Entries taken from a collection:
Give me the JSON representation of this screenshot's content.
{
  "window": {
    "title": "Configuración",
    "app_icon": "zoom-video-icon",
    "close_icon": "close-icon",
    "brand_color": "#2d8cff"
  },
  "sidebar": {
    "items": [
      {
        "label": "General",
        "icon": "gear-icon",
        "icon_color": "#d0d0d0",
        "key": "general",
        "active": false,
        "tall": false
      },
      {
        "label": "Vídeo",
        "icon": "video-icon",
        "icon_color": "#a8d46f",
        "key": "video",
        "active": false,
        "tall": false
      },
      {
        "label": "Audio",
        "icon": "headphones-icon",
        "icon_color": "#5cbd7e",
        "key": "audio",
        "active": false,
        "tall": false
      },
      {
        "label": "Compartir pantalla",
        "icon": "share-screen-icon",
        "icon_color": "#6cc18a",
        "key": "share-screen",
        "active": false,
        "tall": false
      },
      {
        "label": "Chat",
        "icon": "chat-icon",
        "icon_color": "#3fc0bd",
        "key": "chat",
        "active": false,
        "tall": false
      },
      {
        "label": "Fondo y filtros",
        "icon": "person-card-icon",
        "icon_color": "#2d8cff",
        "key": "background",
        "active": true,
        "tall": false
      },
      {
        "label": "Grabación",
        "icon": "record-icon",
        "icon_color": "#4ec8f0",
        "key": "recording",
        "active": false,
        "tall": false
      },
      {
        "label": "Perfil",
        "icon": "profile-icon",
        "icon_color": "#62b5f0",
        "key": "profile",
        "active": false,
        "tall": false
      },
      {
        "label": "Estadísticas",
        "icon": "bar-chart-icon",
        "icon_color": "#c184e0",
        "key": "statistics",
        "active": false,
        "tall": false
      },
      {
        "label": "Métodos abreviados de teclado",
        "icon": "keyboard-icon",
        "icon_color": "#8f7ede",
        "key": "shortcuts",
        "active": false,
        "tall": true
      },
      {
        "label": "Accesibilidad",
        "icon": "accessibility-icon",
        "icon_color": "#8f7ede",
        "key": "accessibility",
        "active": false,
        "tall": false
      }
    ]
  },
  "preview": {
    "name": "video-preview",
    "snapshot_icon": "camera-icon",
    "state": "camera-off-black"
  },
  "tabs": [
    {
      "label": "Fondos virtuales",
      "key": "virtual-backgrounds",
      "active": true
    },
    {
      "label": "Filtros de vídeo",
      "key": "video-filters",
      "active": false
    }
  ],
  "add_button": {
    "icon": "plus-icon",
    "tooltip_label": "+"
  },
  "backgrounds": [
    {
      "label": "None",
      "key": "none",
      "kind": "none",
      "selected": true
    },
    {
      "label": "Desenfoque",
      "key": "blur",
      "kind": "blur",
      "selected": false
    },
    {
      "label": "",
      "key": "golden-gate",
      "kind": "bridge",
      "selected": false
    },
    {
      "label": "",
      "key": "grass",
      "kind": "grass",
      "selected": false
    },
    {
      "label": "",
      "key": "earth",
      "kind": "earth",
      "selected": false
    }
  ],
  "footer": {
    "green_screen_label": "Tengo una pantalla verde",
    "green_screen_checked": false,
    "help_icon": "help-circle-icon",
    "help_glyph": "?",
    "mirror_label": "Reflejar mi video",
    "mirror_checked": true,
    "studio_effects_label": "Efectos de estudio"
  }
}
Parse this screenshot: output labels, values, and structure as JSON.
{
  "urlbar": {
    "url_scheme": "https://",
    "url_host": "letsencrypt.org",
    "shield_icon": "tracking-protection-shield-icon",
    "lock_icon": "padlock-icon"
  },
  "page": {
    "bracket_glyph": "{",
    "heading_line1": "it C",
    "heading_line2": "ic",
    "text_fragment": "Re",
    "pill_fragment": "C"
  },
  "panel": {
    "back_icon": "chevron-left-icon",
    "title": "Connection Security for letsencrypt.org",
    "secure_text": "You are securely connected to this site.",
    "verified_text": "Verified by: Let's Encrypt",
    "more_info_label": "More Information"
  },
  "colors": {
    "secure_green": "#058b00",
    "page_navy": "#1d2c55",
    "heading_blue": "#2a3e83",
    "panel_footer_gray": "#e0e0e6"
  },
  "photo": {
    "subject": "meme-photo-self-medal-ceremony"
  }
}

TASK INSTRUCTIONS:
Reproduce the full set of records precisely.

THE COMPLETED TASK:
Give me the JSON representation of this screenshot's content.
{
  "window": {
    "title": "Configuración",
    "app_icon": "zoom-video-icon",
    "close_icon": "close-icon",
    "brand_color": "#2d8cff"
  },
  "sidebar": {
    "items": [
      {
        "label": "General",
        "icon": "gear-icon",
        "icon_color": "#d0d0d0",
        "key": "general",
        "active": false,
        "tall": false
      },
      {
        "label": "Vídeo",
        "icon": "video-icon",
        "icon_color": "#a8d46f",
        "key": "video",
        "active": false,
        "tall": false
      },
      {
        "label": "Audio",
        "icon": "headphones-icon",
        "icon_color": "#5cbd7e",
        "key": "audio",
        "active": false,
        "tall": false
      },
      {
        "label": "Compartir pantalla",
        "icon": "share-screen-icon",
        "icon_color": "#6cc18a",
        "key": "share-screen",
        "active": false,
        "tall": false
      },
      {
        "label": "Chat",
        "icon": "chat-icon",
        "icon_color": "#3fc0bd",
        "key": "chat",
        "active": false,
        "tall": false
      },
      {
        "label": "Fondo y filtros",
        "icon": "person-card-icon",
        "icon_color": "#2d8cff",
        "key": "background",
        "active": true,
        "tall": false
      },
      {
        "label": "Grabación",
        "icon": "record-icon",
        "icon_color": "#4ec8f0",
        "key": "recording",
        "active": false,
        "tall": false
      },
      {
        "label": "Perfil",
        "icon": "profile-icon",
        "icon_color": "#62b5f0",
        "key": "profile",
        "active": false,
        "tall": false
      },
      {
        "label": "Estadísticas",
        "icon": "bar-chart-icon",
        "icon_color": "#c184e0",
        "key": "statistics",
        "active": false,
        "tall": false
      },
      {
        "label": "Métodos abreviados de teclado",
        "icon": "keyboard-icon",
        "icon_color": "#8f7ede",
        "key": "shortcuts",
        "active": false,
        "tall": true
      },
      {
        "label": "Accesibilidad",
        "icon": "accessibility-icon",
        "icon_color": "#8f7ede",
        "key": "accessibility",
        "active": false,
        "tall": false
      }
    ]
  },
  "preview": {
    "name": "video-preview",
    "snapshot_icon": "camera-icon",
    "state": "camera-off-black"
  },
  "tabs": [
    {
      "label": "Fondos virtuales",
      "key": "virtual-backgrounds",
      "active": true
    },
    {
      "label": "Filtros de vídeo",
      "key": "video-filters",
      "active": false
    }
  ],
  "add_button": {
    "icon": "plus-icon",
    "tooltip_label": "+"
  },
  "backgrounds": [
    {
      "label": "None",
      "key": "none",
      "kind": "none",
      "selected": true
    },
    {
      "label": "Desenfoque",
      "key": "blur",
      "kind": "blur",
      "selected": false
    },
    {
      "label": "",
      "key": "golden-gate",
      "kind": "bridge",
      "selected": false
    },
    {
      "label": "",
      "key": "grass",
      "kind": "grass",
      "selected": false
    },
    {
      "label": "",
      "key": "earth",
      "kind": "earth",
      "selected": false
    }
  ],
  "footer": {
    "green_screen_label": "Tengo una pantalla verde",
    "green_screen_checked": false,
    "help_icon": "help-circle-icon",
    "help_glyph": "?",
    "mirror_label": "Reflejar mi video",
    "mirror_checked": true,
    "studio_effects_label": "Efectos de estudio"
  }
}
Parse this screenshot: output labels, values, and structure as JSON.
{
  "urlbar": {
    "url_scheme": "https://",
    "url_host": "letsencrypt.org",
    "shield_icon": "tracking-protection-shield-icon",
    "lock_icon": "padlock-icon"
  },
  "page": {
    "bracket_glyph": "{",
    "heading_line1": "it C",
    "heading_line2": "ic",
    "text_fragment": "Re",
    "pill_fragment": "C"
  },
  "panel": {
    "back_icon": "chevron-left-icon",
    "title": "Connection Security for letsencrypt.org",
    "secure_text": "You are securely connected to this site.",
    "verified_text": "Verified by: Let's Encrypt",
    "more_info_label": "More Information"
  },
  "colors": {
    "secure_green": "#058b00",
    "page_navy": "#1d2c55",
    "heading_blue": "#2a3e83",
    "panel_footer_gray": "#e0e0e6"
  },
  "photo": {
    "subject": "meme-photo-self-medal-ceremony"
  }
}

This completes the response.